** Start **

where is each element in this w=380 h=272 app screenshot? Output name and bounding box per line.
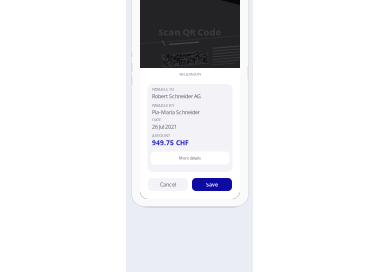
staticText: Pia-Maria Schneider [152, 109, 200, 116]
staticText: VALIDATION [179, 71, 201, 77]
button[interactable]: More details [150, 152, 230, 164]
staticText: AMOUNT [152, 133, 170, 138]
staticText: PAYABLE BY [152, 103, 174, 108]
staticText: More details [179, 155, 201, 161]
button[interactable]: Save [192, 178, 232, 191]
button[interactable]: Cancel [148, 178, 188, 191]
staticText: DATE [152, 117, 161, 122]
staticText: Cancel [160, 181, 176, 188]
staticText: Save [206, 181, 218, 188]
staticText: 949.75 CHF [152, 138, 189, 147]
staticText: Robert Schneider AG [152, 93, 201, 100]
staticText: PAYABLE TO [152, 87, 174, 92]
staticText: Scan QR Code [158, 26, 222, 38]
staticText: 26 Jul 2021 [152, 123, 177, 130]
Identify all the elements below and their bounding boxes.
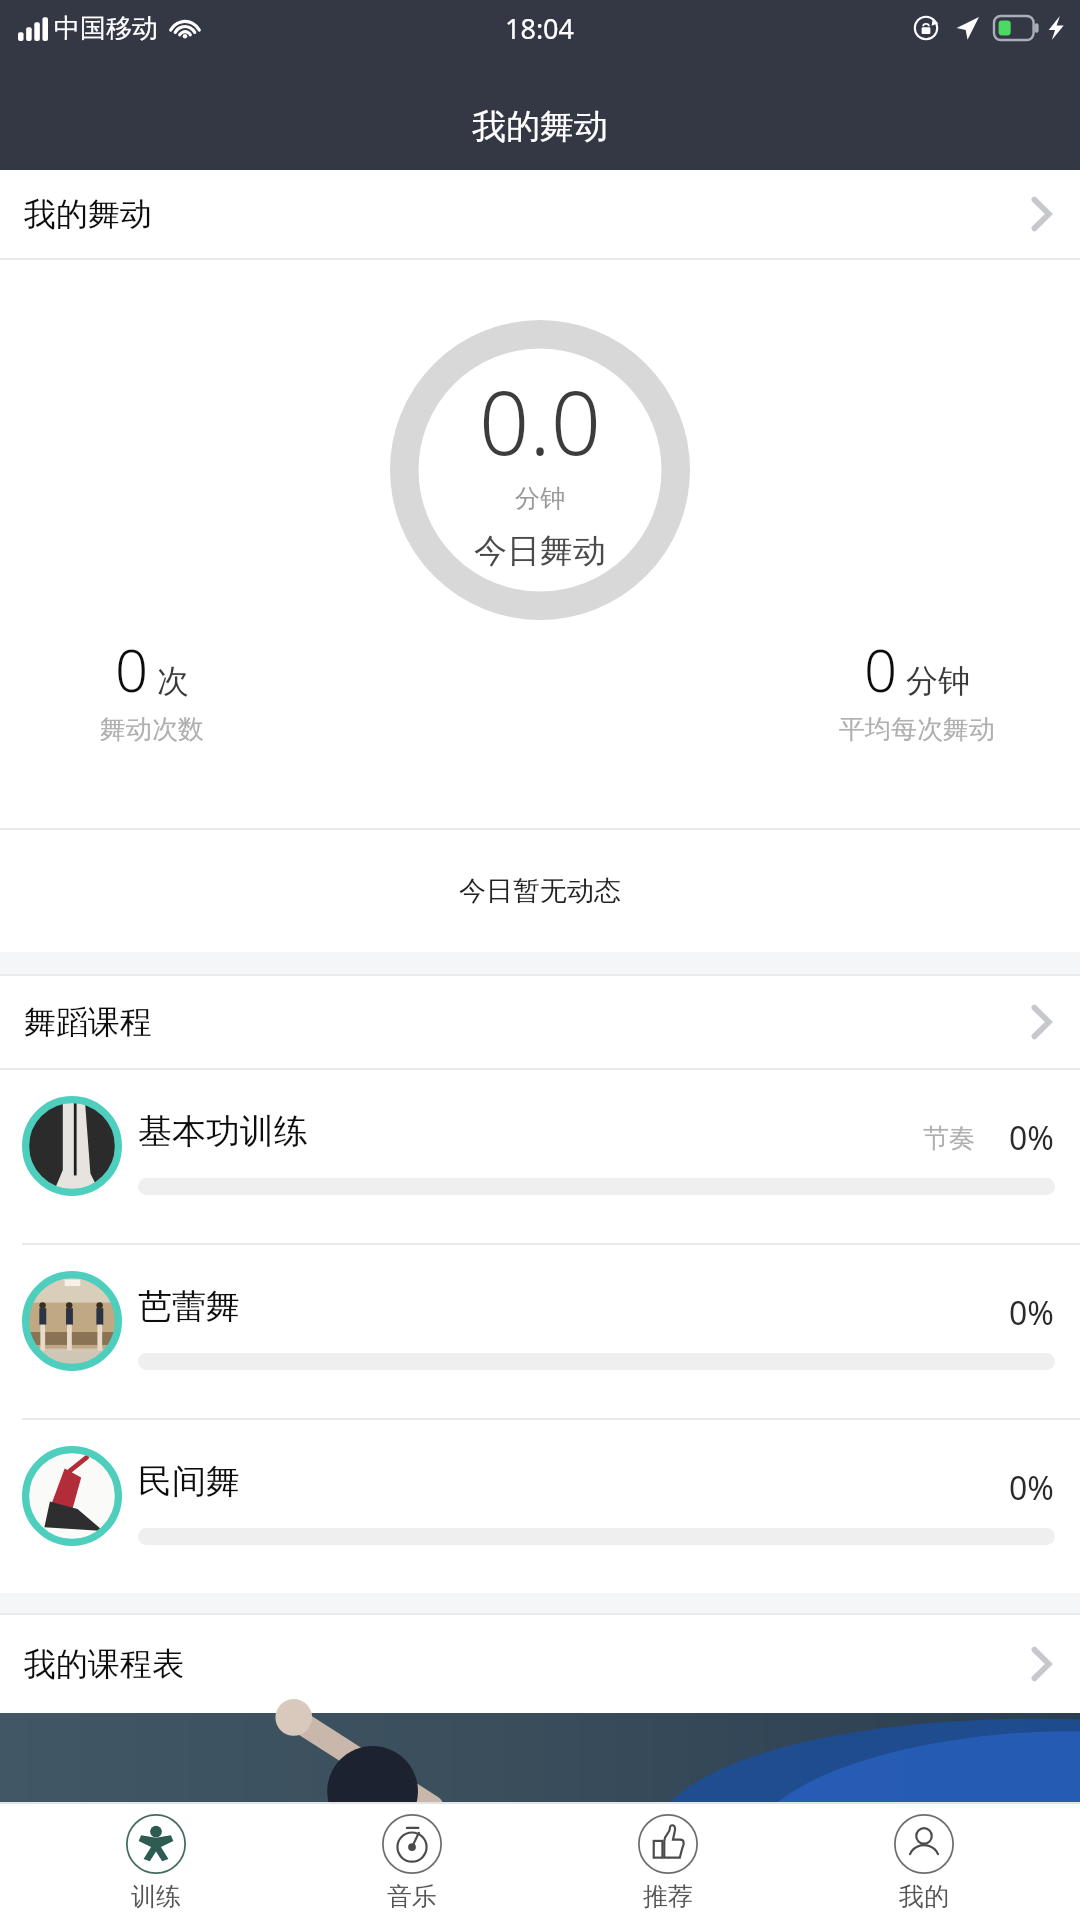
staticText: 节奏 bbox=[923, 1122, 975, 1155]
staticText: 0.0 bbox=[479, 361, 601, 481]
staticText: 我的课程表 bbox=[24, 1644, 184, 1684]
staticText: 音乐 bbox=[387, 1881, 437, 1912]
staticText: 我的 bbox=[899, 1881, 949, 1912]
staticText: 平均每次舞动 bbox=[839, 713, 995, 746]
staticText: 芭蕾舞 bbox=[138, 1285, 240, 1328]
staticText: 舞动次数 bbox=[100, 713, 204, 746]
staticText: 分钟 bbox=[515, 483, 565, 514]
button[interactable]: 我的课程表 bbox=[0, 1615, 1080, 1713]
button[interactable]: 我的舞动 bbox=[0, 170, 1080, 258]
staticText: 我的舞动 bbox=[472, 105, 608, 148]
button[interactable]: 民间舞 bbox=[0, 1420, 1080, 1593]
staticText: 18:04 bbox=[505, 10, 575, 47]
staticText: 基本功训练 bbox=[138, 1110, 308, 1153]
button[interactable]: 音乐 bbox=[312, 1813, 512, 1912]
staticText: 民间舞 bbox=[138, 1460, 240, 1503]
button[interactable]: 我的 bbox=[824, 1813, 1024, 1912]
staticText: 0 bbox=[115, 630, 149, 709]
button[interactable]: 舞蹈课程 bbox=[0, 976, 1080, 1068]
staticText: 我的舞动 bbox=[24, 194, 152, 234]
button[interactable]: 芭蕾舞 bbox=[0, 1245, 1080, 1418]
staticText: 今日暂无动态 bbox=[459, 874, 621, 908]
button[interactable]: 基本功训练 bbox=[0, 1070, 1080, 1243]
button[interactable]: 推荐 bbox=[568, 1813, 768, 1912]
staticText: 0% bbox=[1009, 1116, 1054, 1160]
staticText: 中国移动 bbox=[54, 12, 158, 45]
staticText: 推荐 bbox=[643, 1881, 693, 1912]
staticText: 0% bbox=[1009, 1291, 1054, 1335]
staticText: 今日舞动 bbox=[474, 530, 606, 572]
button[interactable]: 训练 bbox=[56, 1813, 256, 1912]
staticText: 次 bbox=[157, 661, 189, 701]
staticText: 舞蹈课程 bbox=[24, 1002, 152, 1042]
staticText: 0% bbox=[1009, 1466, 1054, 1510]
staticText: 训练 bbox=[131, 1881, 181, 1912]
staticText: 0 bbox=[864, 630, 898, 709]
staticText: 分钟 bbox=[906, 661, 970, 701]
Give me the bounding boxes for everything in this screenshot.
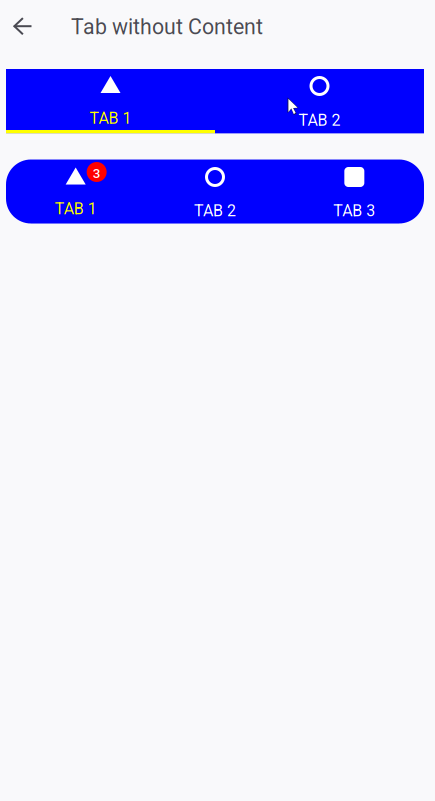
button[interactable]: Back (1, 5, 45, 49)
staticText: Tab without Content (71, 14, 263, 40)
staticText: TAB 2 (298, 111, 340, 130)
staticText: 3 (93, 166, 101, 181)
staticText: TAB 1 (90, 109, 132, 128)
button[interactable]: 3 (6, 160, 145, 224)
staticText: TAB 1 (55, 200, 97, 218)
staticText: TAB 2 (194, 202, 236, 220)
staticText: TAB 3 (333, 202, 375, 220)
button[interactable]: TAB 2 (145, 160, 285, 224)
button[interactable]: TAB 3 (285, 160, 424, 224)
button[interactable]: TAB 1 (6, 69, 215, 130)
button[interactable]: TAB 2 (215, 69, 424, 130)
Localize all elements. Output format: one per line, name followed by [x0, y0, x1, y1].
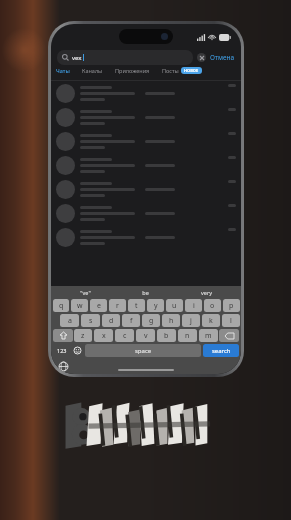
button[interactable]: z — [74, 329, 92, 342]
button[interactable]: k — [202, 314, 220, 327]
button[interactable]: c — [115, 329, 134, 342]
button[interactable] — [51, 153, 241, 177]
staticText: l — [230, 316, 232, 326]
button[interactable] — [51, 177, 241, 201]
staticText: very — [201, 289, 212, 296]
button[interactable]: v — [136, 329, 155, 342]
staticText: Приложения — [115, 67, 150, 74]
button[interactable]: "ve" — [55, 289, 115, 296]
button[interactable]: Отмена — [210, 53, 235, 62]
staticText: Отмена — [210, 53, 235, 62]
button[interactable] — [51, 129, 241, 153]
staticText: v — [144, 331, 148, 341]
staticText: search — [212, 347, 231, 355]
button[interactable]: t — [128, 299, 145, 312]
staticText: p — [229, 301, 234, 311]
staticText: h — [169, 316, 174, 326]
staticText: m — [205, 331, 212, 341]
staticText: w — [77, 301, 83, 311]
button[interactable]: Shift — [53, 329, 73, 342]
button[interactable]: Emoji — [70, 344, 84, 357]
staticText: z — [81, 331, 85, 341]
staticText: be — [142, 289, 149, 296]
button[interactable]: i — [185, 299, 202, 312]
button[interactable]: j — [182, 314, 200, 327]
button[interactable]: u — [166, 299, 183, 312]
staticText: x — [102, 331, 106, 341]
button[interactable]: b — [157, 329, 176, 342]
staticText: b — [164, 331, 169, 341]
staticText: "ve" — [80, 289, 91, 296]
staticText: f — [130, 316, 133, 326]
button[interactable]: p — [223, 299, 240, 312]
staticText: s — [89, 316, 93, 326]
staticText: y — [154, 301, 158, 311]
staticText: a — [68, 316, 72, 326]
staticText: Чаты — [56, 67, 70, 74]
staticText: j — [190, 316, 192, 326]
button[interactable]: vex — [57, 50, 193, 65]
staticText: q — [59, 301, 64, 311]
button[interactable]: search — [203, 344, 239, 357]
button[interactable]: o — [204, 299, 221, 312]
button[interactable]: f — [122, 314, 140, 327]
button[interactable]: s — [81, 314, 100, 327]
staticText: 123 — [57, 347, 67, 354]
staticText: Посты — [162, 67, 179, 74]
button[interactable]: 123 — [53, 344, 70, 357]
button[interactable]: d — [102, 314, 120, 327]
staticText: u — [172, 301, 177, 311]
button[interactable]: be — [115, 289, 176, 296]
button[interactable]: a — [60, 314, 79, 327]
button[interactable]: e — [90, 299, 107, 312]
button[interactable]: Backspace — [219, 329, 239, 342]
button[interactable]: w — [71, 299, 88, 312]
button[interactable]: l — [222, 314, 240, 327]
button[interactable]: r — [109, 299, 126, 312]
staticText: НОВОЕ — [184, 68, 199, 73]
button[interactable]: Чаты — [56, 67, 70, 74]
staticText: vex — [72, 54, 82, 62]
staticText: c — [123, 331, 127, 341]
button[interactable]: very — [176, 289, 237, 296]
button[interactable]: y — [147, 299, 164, 312]
button[interactable]: Приложения — [115, 67, 150, 74]
staticText: t — [135, 301, 138, 311]
button[interactable]: Change keyboard — [58, 361, 68, 371]
staticText: d — [109, 316, 114, 326]
button[interactable]: Посты — [162, 67, 179, 74]
button[interactable]: h — [162, 314, 180, 327]
button[interactable]: m — [199, 329, 218, 342]
staticText: k — [209, 316, 213, 326]
button[interactable]: x — [94, 329, 113, 342]
button[interactable] — [51, 105, 241, 129]
staticText: r — [116, 301, 119, 311]
staticText: i — [193, 301, 195, 311]
staticText: n — [185, 331, 190, 341]
button[interactable]: Clear — [197, 53, 206, 62]
button[interactable]: q — [53, 299, 69, 312]
staticText: o — [210, 301, 215, 311]
button[interactable] — [51, 81, 241, 105]
staticText: g — [149, 316, 154, 326]
button[interactable] — [51, 201, 241, 225]
staticText: space — [135, 347, 152, 355]
button[interactable]: g — [142, 314, 160, 327]
button[interactable]: space — [85, 344, 201, 357]
button[interactable] — [51, 225, 241, 249]
staticText: e — [97, 301, 101, 311]
button[interactable]: Каналы — [82, 67, 103, 74]
staticText: Каналы — [82, 67, 103, 74]
button[interactable]: n — [178, 329, 197, 342]
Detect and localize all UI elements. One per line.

** End **

- _WHAT THIS TASK INVOLVES_
Put everything in the listing from the line containing "staticText: Pia-Maria Schneider" down to the line containing "Identify all the" into a JSON list of strings, one string per line, leaving out blank lines.

- _OUTPUT_
[
  "staticText: Pia-Maria Schneider [152, 109, 200, 116]",
  "staticText: VALIDATION [179, 71, 201, 77]",
  "button[interactable]: More details [150, 152, 230, 164]",
  "staticText: AMOUNT [152, 133, 170, 138]",
  "staticText: PAYABLE BY [152, 103, 174, 108]",
  "staticText: More details [179, 155, 201, 161]",
  "button[interactable]: Save [192, 178, 232, 191]",
  "button[interactable]: Cancel [148, 178, 188, 191]",
  "staticText: DATE [152, 117, 161, 122]",
  "staticText: Cancel [160, 181, 176, 188]",
  "staticText: Save [206, 181, 218, 188]",
  "staticText: 949.75 CHF [152, 138, 189, 147]",
  "staticText: Robert Schneider AG [152, 93, 201, 100]",
  "staticText: PAYABLE TO [152, 87, 174, 92]",
  "staticText: Scan QR Code [158, 26, 222, 38]",
  "staticText: 26 Jul 2021 [152, 123, 177, 130]",
  "Identify all the elements below and their bounding boxes."
]